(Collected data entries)
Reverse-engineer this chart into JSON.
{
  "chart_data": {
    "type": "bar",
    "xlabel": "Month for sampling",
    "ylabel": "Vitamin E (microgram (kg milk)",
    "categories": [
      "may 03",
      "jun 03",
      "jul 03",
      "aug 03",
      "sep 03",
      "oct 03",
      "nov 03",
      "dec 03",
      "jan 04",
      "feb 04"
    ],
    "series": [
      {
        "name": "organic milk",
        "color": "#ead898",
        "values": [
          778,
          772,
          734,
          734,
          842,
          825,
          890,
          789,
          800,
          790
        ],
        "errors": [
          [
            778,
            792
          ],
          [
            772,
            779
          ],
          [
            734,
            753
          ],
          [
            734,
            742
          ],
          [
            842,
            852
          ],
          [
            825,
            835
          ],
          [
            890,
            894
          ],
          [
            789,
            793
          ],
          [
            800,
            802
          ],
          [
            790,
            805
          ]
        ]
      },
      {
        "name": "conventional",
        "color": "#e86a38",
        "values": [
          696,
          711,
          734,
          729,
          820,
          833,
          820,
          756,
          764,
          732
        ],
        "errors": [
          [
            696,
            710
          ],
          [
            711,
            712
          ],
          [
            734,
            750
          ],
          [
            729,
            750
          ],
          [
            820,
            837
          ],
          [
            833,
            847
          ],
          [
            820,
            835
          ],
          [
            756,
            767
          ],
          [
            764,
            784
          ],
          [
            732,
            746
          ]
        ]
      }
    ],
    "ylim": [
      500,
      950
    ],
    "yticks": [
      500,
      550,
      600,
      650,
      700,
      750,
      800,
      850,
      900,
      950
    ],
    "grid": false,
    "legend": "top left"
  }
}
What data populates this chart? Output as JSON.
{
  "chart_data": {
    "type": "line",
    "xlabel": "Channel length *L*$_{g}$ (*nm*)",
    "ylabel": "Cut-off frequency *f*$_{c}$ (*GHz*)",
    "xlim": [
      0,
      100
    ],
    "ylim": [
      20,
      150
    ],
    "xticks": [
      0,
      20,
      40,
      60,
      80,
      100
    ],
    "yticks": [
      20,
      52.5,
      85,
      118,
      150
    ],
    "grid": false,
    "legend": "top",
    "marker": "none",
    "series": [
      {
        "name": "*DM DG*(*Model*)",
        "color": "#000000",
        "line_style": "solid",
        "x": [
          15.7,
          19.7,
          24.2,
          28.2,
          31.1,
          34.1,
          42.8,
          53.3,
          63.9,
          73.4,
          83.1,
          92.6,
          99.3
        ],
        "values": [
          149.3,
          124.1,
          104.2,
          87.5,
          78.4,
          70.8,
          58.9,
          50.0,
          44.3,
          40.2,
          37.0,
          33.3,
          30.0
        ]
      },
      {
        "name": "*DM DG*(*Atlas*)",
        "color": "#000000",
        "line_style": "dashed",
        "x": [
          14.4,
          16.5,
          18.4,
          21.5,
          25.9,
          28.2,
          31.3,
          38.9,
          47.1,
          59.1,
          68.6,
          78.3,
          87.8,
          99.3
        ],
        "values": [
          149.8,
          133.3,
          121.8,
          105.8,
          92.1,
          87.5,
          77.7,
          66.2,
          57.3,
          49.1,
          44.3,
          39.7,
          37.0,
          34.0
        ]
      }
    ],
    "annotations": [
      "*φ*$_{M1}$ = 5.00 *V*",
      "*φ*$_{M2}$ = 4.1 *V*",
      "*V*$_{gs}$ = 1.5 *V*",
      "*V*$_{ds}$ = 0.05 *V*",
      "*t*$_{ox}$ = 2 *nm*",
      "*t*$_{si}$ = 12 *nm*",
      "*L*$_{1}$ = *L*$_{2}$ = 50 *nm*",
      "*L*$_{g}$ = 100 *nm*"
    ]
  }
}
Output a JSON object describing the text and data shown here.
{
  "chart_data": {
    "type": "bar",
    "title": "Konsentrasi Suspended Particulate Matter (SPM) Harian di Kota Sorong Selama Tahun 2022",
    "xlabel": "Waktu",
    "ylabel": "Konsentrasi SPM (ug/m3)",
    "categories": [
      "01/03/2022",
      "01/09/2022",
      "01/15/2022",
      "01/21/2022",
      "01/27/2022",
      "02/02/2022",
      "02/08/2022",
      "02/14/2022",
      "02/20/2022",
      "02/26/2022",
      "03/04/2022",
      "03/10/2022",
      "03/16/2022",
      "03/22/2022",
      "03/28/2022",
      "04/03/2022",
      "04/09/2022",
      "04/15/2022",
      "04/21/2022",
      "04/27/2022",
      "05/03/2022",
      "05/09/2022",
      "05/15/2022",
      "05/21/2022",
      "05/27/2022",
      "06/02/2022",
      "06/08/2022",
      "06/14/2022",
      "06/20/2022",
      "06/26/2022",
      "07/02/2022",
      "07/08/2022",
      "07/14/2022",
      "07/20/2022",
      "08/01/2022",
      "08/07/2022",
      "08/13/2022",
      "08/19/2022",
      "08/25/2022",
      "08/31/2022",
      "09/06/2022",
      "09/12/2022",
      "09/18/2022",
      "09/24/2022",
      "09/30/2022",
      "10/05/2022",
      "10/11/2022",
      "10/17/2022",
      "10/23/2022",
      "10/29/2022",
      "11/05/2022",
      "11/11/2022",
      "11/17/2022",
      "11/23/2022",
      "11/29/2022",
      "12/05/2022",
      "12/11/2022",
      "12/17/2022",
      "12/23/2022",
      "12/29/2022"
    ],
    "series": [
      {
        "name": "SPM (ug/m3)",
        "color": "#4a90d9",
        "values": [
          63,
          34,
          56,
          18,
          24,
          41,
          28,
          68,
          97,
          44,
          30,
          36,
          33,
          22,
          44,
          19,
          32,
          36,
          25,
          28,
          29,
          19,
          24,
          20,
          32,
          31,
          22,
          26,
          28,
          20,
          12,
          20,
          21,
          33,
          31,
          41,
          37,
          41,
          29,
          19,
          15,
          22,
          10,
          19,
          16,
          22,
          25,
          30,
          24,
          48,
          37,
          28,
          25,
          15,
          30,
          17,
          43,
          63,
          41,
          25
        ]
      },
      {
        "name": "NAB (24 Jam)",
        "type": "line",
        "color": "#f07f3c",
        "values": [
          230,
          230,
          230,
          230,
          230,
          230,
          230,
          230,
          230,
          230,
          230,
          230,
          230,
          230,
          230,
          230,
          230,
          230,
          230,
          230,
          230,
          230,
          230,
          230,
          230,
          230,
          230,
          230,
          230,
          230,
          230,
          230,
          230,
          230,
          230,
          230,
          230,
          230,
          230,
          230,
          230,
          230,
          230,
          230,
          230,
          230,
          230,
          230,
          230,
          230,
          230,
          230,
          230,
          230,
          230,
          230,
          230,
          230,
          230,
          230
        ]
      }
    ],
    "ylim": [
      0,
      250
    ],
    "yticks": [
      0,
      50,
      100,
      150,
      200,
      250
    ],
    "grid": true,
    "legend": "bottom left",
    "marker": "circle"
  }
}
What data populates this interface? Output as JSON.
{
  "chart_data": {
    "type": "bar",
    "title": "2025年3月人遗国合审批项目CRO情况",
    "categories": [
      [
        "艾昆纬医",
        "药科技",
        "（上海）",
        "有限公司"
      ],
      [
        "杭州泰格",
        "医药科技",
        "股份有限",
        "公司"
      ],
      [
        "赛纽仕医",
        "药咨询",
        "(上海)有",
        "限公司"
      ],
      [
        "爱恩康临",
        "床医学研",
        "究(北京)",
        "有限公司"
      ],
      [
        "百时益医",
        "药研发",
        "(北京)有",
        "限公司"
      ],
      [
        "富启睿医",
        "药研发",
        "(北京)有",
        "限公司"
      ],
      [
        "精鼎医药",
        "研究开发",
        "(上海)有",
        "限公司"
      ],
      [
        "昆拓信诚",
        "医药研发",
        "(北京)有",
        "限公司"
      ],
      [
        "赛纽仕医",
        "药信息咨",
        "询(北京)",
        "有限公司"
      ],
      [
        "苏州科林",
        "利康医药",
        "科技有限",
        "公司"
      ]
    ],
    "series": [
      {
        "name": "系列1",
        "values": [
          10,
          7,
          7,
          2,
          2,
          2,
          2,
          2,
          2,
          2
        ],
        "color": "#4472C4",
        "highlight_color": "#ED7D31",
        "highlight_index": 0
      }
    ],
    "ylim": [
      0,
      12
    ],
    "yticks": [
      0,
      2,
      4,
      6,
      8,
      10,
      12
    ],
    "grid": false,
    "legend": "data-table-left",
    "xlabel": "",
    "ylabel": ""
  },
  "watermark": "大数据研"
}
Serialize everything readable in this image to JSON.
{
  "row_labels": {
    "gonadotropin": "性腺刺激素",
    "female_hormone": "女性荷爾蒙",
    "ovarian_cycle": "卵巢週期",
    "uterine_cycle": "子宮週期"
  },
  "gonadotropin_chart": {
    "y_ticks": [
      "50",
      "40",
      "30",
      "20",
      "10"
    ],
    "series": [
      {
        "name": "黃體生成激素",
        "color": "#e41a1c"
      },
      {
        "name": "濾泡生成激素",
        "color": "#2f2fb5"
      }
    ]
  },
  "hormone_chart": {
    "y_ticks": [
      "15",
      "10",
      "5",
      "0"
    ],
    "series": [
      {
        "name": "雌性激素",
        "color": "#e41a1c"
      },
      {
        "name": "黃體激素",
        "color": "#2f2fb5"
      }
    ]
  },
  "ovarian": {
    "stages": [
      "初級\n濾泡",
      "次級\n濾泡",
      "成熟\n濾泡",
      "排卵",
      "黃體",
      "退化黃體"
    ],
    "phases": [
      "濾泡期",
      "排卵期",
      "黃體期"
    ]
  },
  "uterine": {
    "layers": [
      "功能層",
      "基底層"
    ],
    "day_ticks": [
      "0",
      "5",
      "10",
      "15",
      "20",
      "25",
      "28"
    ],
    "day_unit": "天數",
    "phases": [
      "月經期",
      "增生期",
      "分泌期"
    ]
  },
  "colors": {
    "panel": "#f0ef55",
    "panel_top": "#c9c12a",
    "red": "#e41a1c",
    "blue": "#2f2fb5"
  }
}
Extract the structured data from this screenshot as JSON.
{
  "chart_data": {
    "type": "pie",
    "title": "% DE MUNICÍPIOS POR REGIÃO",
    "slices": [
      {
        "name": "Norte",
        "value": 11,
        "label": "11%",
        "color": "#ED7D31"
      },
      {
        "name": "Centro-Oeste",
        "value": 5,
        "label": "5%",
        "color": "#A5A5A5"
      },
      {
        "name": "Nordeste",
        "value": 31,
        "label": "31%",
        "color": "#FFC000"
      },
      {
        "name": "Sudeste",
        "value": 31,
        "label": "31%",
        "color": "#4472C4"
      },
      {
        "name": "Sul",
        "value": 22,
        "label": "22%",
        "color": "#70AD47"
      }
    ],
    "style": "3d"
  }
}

> Task details
Each line holding the word "ylabel" counts once; report the total and nothing else.

> Complete answer
4